* Your objective
Leave the pictures out and transcribe every record exactly.

Data records
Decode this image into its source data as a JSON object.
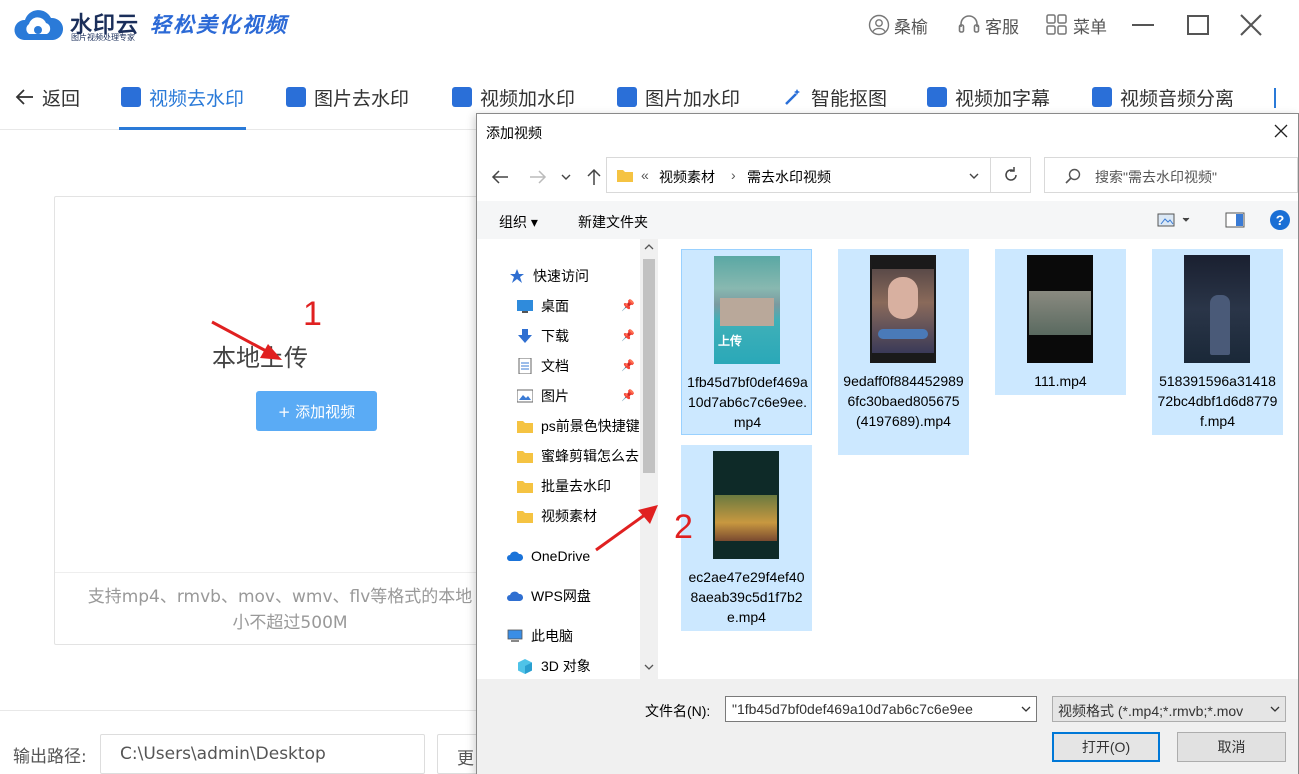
{
  "app": {
    "brand_name": "水印云",
    "brand_sub": "图片视频处理专家",
    "slogan": "轻松美化视频",
    "user_name": "桑榆",
    "service_label": "客服",
    "menu_label": "菜单"
  },
  "nav": {
    "back_label": "返回",
    "tabs": [
      {
        "label": "视频去水印",
        "active": true
      },
      {
        "label": "图片去水印"
      },
      {
        "label": "视频加水印"
      },
      {
        "label": "图片加水印"
      },
      {
        "label": "智能抠图"
      },
      {
        "label": "视频加字幕"
      },
      {
        "label": "视频音频分离"
      }
    ],
    "accent_color": "#2a7ad8"
  },
  "upload": {
    "title": "本地上传",
    "add_button": "+ 添加视频",
    "hint_line1": "支持mp4、rmvb、mov、wmv、flv等格式的本地",
    "hint_line2": "小不超过500M",
    "button_color": "#5aabf5"
  },
  "annotations": {
    "step1": "1",
    "step2": "2",
    "color": "#e02020"
  },
  "output": {
    "label": "输出路径:",
    "path": "C:\\Users\\admin\\Desktop",
    "more_label": "更改"
  },
  "dialog": {
    "title": "添加视频",
    "breadcrumb_prefix": "«",
    "breadcrumb": [
      "视频素材",
      "需去水印视频"
    ],
    "search_placeholder": "搜索\"需去水印视频\"",
    "organize_label": "组织 ▾",
    "new_folder_label": "新建文件夹",
    "nav_items": [
      {
        "label": "快速访问",
        "icon": "star-icon"
      },
      {
        "label": "桌面",
        "icon": "desktop-icon",
        "pinned": true
      },
      {
        "label": "下载",
        "icon": "download-icon",
        "pinned": true
      },
      {
        "label": "文档",
        "icon": "document-icon",
        "pinned": true
      },
      {
        "label": "图片",
        "icon": "picture-icon",
        "pinned": true
      },
      {
        "label": "ps前景色快捷键",
        "icon": "folder-icon"
      },
      {
        "label": "蜜蜂剪辑怎么去",
        "icon": "folder-icon"
      },
      {
        "label": "批量去水印",
        "icon": "folder-icon"
      },
      {
        "label": "视频素材",
        "icon": "folder-icon"
      },
      {
        "label": "OneDrive",
        "icon": "cloud-icon"
      },
      {
        "label": "WPS网盘",
        "icon": "cloud-icon"
      },
      {
        "label": "此电脑",
        "icon": "computer-icon"
      },
      {
        "label": "3D 对象",
        "icon": "cube-icon"
      }
    ],
    "files": [
      {
        "name": "1fb45d7bf0def469a10d7ab6c7c6e9ee.mp4",
        "thumb_text": "上传"
      },
      {
        "name": "9edaff0f8844529896fc30baed805675(4197689).mp4",
        "thumb_text": ""
      },
      {
        "name": "111.mp4",
        "thumb_text": ""
      },
      {
        "name": "518391596a3141872bc4dbf1d6d8779f.mp4",
        "thumb_text": ""
      },
      {
        "name": "ec2ae47e29f4ef408aeab39c5d1f7b2e.mp4",
        "thumb_text": ""
      }
    ],
    "filename_label": "文件名(N):",
    "filename_value": "\"1fb45d7bf0def469a10d7ab6c7c6e9ee",
    "filetype_value": "视频格式 (*.mp4;*.rmvb;*.mov",
    "open_label": "打开(O)",
    "cancel_label": "取消"
  }
}
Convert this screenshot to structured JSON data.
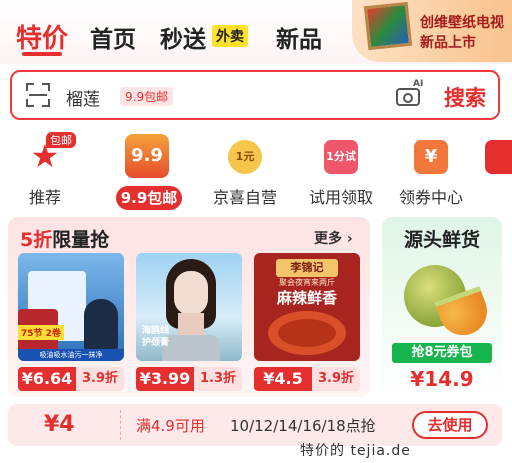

* Completed exercise
Decode this image into its source data as a JSON object.
{
  "app": {
    "brand_name": "水印云",
    "brand_sub": "图片视频处理专家",
    "slogan": "轻松美化视频",
    "user_name": "桑榆",
    "service_label": "客服",
    "menu_label": "菜单"
  },
  "nav": {
    "back_label": "返回",
    "tabs": [
      {
        "label": "视频去水印",
        "active": true
      },
      {
        "label": "图片去水印"
      },
      {
        "label": "视频加水印"
      },
      {
        "label": "图片加水印"
      },
      {
        "label": "智能抠图"
      },
      {
        "label": "视频加字幕"
      },
      {
        "label": "视频音频分离"
      }
    ],
    "accent_color": "#2a7ad8"
  },
  "upload": {
    "title": "本地上传",
    "add_button": "+ 添加视频",
    "hint_line1": "支持mp4、rmvb、mov、wmv、flv等格式的本地",
    "hint_line2": "小不超过500M",
    "button_color": "#5aabf5"
  },
  "annotations": {
    "step1": "1",
    "step2": "2",
    "color": "#e02020"
  },
  "output": {
    "label": "输出路径:",
    "path": "C:\\Users\\admin\\Desktop",
    "more_label": "更改"
  },
  "dialog": {
    "title": "添加视频",
    "breadcrumb_prefix": "«",
    "breadcrumb": [
      "视频素材",
      "需去水印视频"
    ],
    "search_placeholder": "搜索\"需去水印视频\"",
    "organize_label": "组织 ▾",
    "new_folder_label": "新建文件夹",
    "nav_items": [
      {
        "label": "快速访问",
        "icon": "star-icon"
      },
      {
        "label": "桌面",
        "icon": "desktop-icon",
        "pinned": true
      },
      {
        "label": "下载",
        "icon": "download-icon",
        "pinned": true
      },
      {
        "label": "文档",
        "icon": "document-icon",
        "pinned": true
      },
      {
        "label": "图片",
        "icon": "picture-icon",
        "pinned": true
      },
      {
        "label": "ps前景色快捷键",
        "icon": "folder-icon"
      },
      {
        "label": "蜜蜂剪辑怎么去",
        "icon": "folder-icon"
      },
      {
        "label": "批量去水印",
        "icon": "folder-icon"
      },
      {
        "label": "视频素材",
        "icon": "folder-icon"
      },
      {
        "label": "OneDrive",
        "icon": "cloud-icon"
      },
      {
        "label": "WPS网盘",
        "icon": "cloud-icon"
      },
      {
        "label": "此电脑",
        "icon": "computer-icon"
      },
      {
        "label": "3D 对象",
        "icon": "cube-icon"
      }
    ],
    "files": [
      {
        "name": "1fb45d7bf0def469a10d7ab6c7c6e9ee.mp4",
        "thumb_text": "上传"
      },
      {
        "name": "9edaff0f8844529896fc30baed805675(4197689).mp4",
        "thumb_text": ""
      },
      {
        "name": "111.mp4",
        "thumb_text": ""
      },
      {
        "name": "518391596a3141872bc4dbf1d6d8779f.mp4",
        "thumb_text": ""
      },
      {
        "name": "ec2ae47e29f4ef408aeab39c5d1f7b2e.mp4",
        "thumb_text": ""
      }
    ],
    "filename_label": "文件名(N):",
    "filename_value": "\"1fb45d7bf0def469a10d7ab6c7c6e9ee",
    "filetype_value": "视频格式 (*.mp4;*.rmvb;*.mov",
    "open_label": "打开(O)",
    "cancel_label": "取消"
  }
}
Convert this screenshot to structured JSON data.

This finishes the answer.